Write out the full set of records exactly. Any pictures in them do not belong in the copy.

Dataset records:
┌──

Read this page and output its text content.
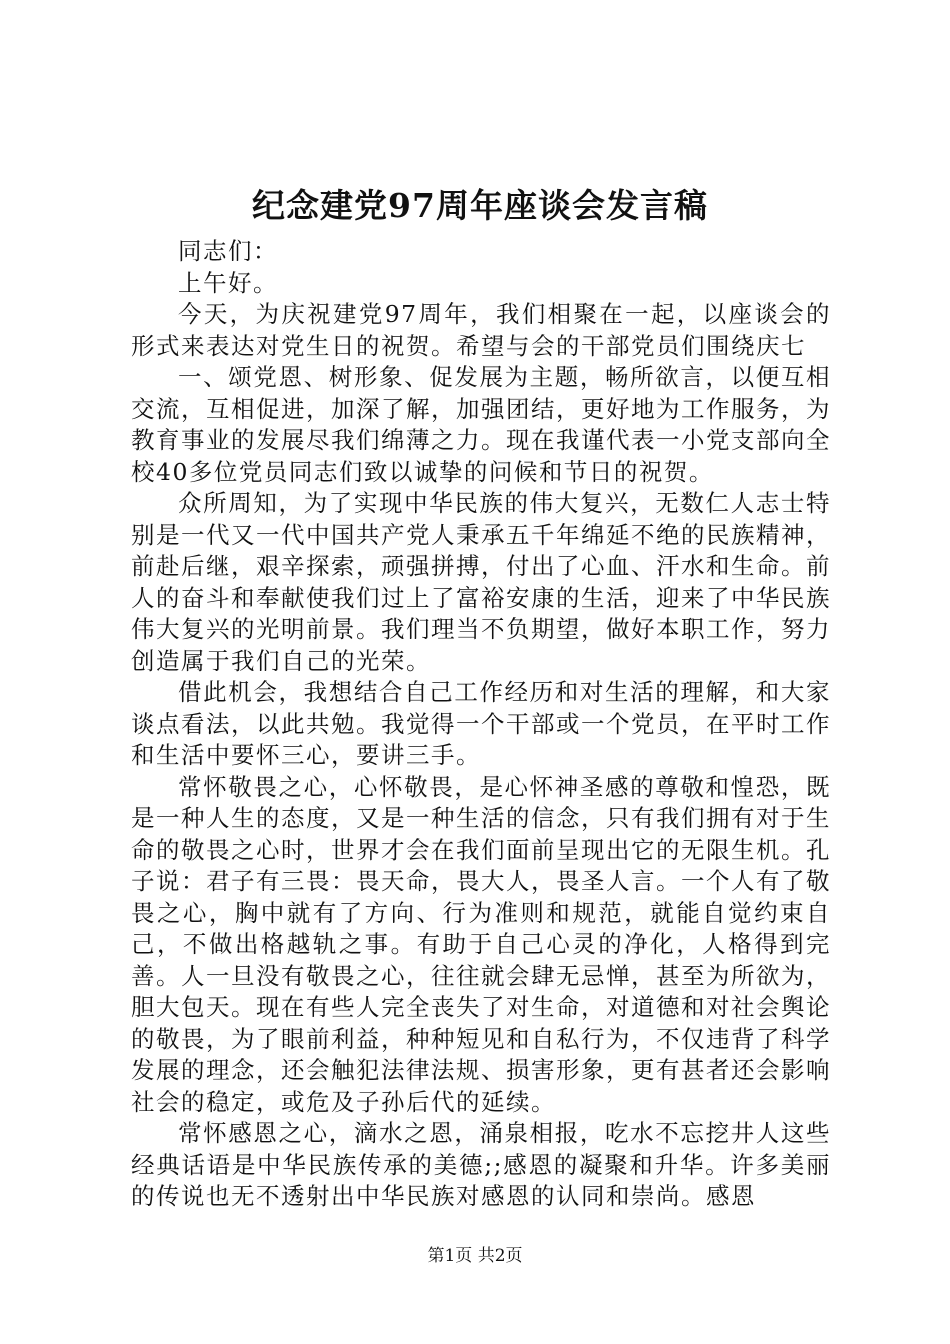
纪念建党97周年座谈会发言稿

同志们：

上午好。

今天，为庆祝建党97周年，我们相聚在一起，以座谈会的形式来表达对党生日的祝贺。希望与会的干部党员们围绕庆七

一、颂党恩、树形象、促发展为主题，畅所欲言，以便互相交流，互相促进，加深了解，加强团结，更好地为工作服务，为教育事业的发展尽我们绵薄之力。现在我谨代表一小党支部向全校40多位党员同志们致以诚挚的问候和节日的祝贺。

众所周知，为了实现中华民族的伟大复兴，无数仁人志士特别是一代又一代中国共产党人秉承五千年绵延不绝的民族精神，前赴后继，艰辛探索，顽强拼搏，付出了心血、汗水和生命。前人的奋斗和奉献使我们过上了富裕安康的生活，迎来了中华民族伟大复兴的光明前景。我们理当不负期望，做好本职工作，努力创造属于我们自己的光荣。

借此机会，我想结合自己工作经历和对生活的理解，和大家谈点看法，以此共勉。我觉得一个干部或一个党员，在平时工作和生活中要怀三心，要讲三手。

常怀敬畏之心，心怀敬畏，是心怀神圣感的尊敬和惶恐，既是一种人生的态度，又是一种生活的信念，只有我们拥有对于生命的敬畏之心时，世界才会在我们面前呈现出它的无限生机。孔子说：君子有三畏：畏天命，畏大人，畏圣人言。一个人有了敬畏之心，胸中就有了方向、行为准则和规范，就能自觉约束自己，不做出格越轨之事。有助于自己心灵的净化，人格得到完善。人一旦没有敬畏之心，往往就会肆无忌惮，甚至为所欲为，胆大包天。现在有些人完全丧失了对生命，对道德和对社会舆论的敬畏，为了眼前利益，种种短见和自私行为，不仅违背了科学发展的理念，还会触犯法律法规、损害形象，更有甚者还会影响社会的稳定，或危及子孙后代的延续。

常怀感恩之心，滴水之恩，涌泉相报，吃水不忘挖井人这些经典话语是中华民族传承的美德;;感恩的凝聚和升华。许多美丽的传说也无不透射出中华民族对感恩的认同和崇尚。感恩

第1页 共2页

└──

Answer to this exercise:
Read this page and output its text content.
纪念建党97周年座谈会发言稿

同志们：

上午好。

今天，为庆祝建党97周年，我们相聚在一起，以座谈会的形式来表达对党生日的祝贺。希望与会的干部党员们围绕庆七

一、颂党恩、树形象、促发展为主题，畅所欲言，以便互相交流，互相促进，加深了解，加强团结，更好地为工作服务，为教育事业的发展尽我们绵薄之力。现在我谨代表一小党支部向全校40多位党员同志们致以诚挚的问候和节日的祝贺。

众所周知，为了实现中华民族的伟大复兴，无数仁人志士特别是一代又一代中国共产党人秉承五千年绵延不绝的民族精神，前赴后继，艰辛探索，顽强拼搏，付出了心血、汗水和生命。前人的奋斗和奉献使我们过上了富裕安康的生活，迎来了中华民族伟大复兴的光明前景。我们理当不负期望，做好本职工作，努力创造属于我们自己的光荣。

借此机会，我想结合自己工作经历和对生活的理解，和大家谈点看法，以此共勉。我觉得一个干部或一个党员，在平时工作和生活中要怀三心，要讲三手。

常怀敬畏之心，心怀敬畏，是心怀神圣感的尊敬和惶恐，既是一种人生的态度，又是一种生活的信念，只有我们拥有对于生命的敬畏之心时，世界才会在我们面前呈现出它的无限生机。孔子说：君子有三畏：畏天命，畏大人，畏圣人言。一个人有了敬畏之心，胸中就有了方向、行为准则和规范，就能自觉约束自己，不做出格越轨之事。有助于自己心灵的净化，人格得到完善。人一旦没有敬畏之心，往往就会肆无忌惮，甚至为所欲为，胆大包天。现在有些人完全丧失了对生命，对道德和对社会舆论的敬畏，为了眼前利益，种种短见和自私行为，不仅违背了科学发展的理念，还会触犯法律法规、损害形象，更有甚者还会影响社会的稳定，或危及子孙后代的延续。

常怀感恩之心，滴水之恩，涌泉相报，吃水不忘挖井人这些经典话语是中华民族传承的美德;;感恩的凝聚和升华。许多美丽的传说也无不透射出中华民族对感恩的认同和崇尚。感恩

第1页 共2页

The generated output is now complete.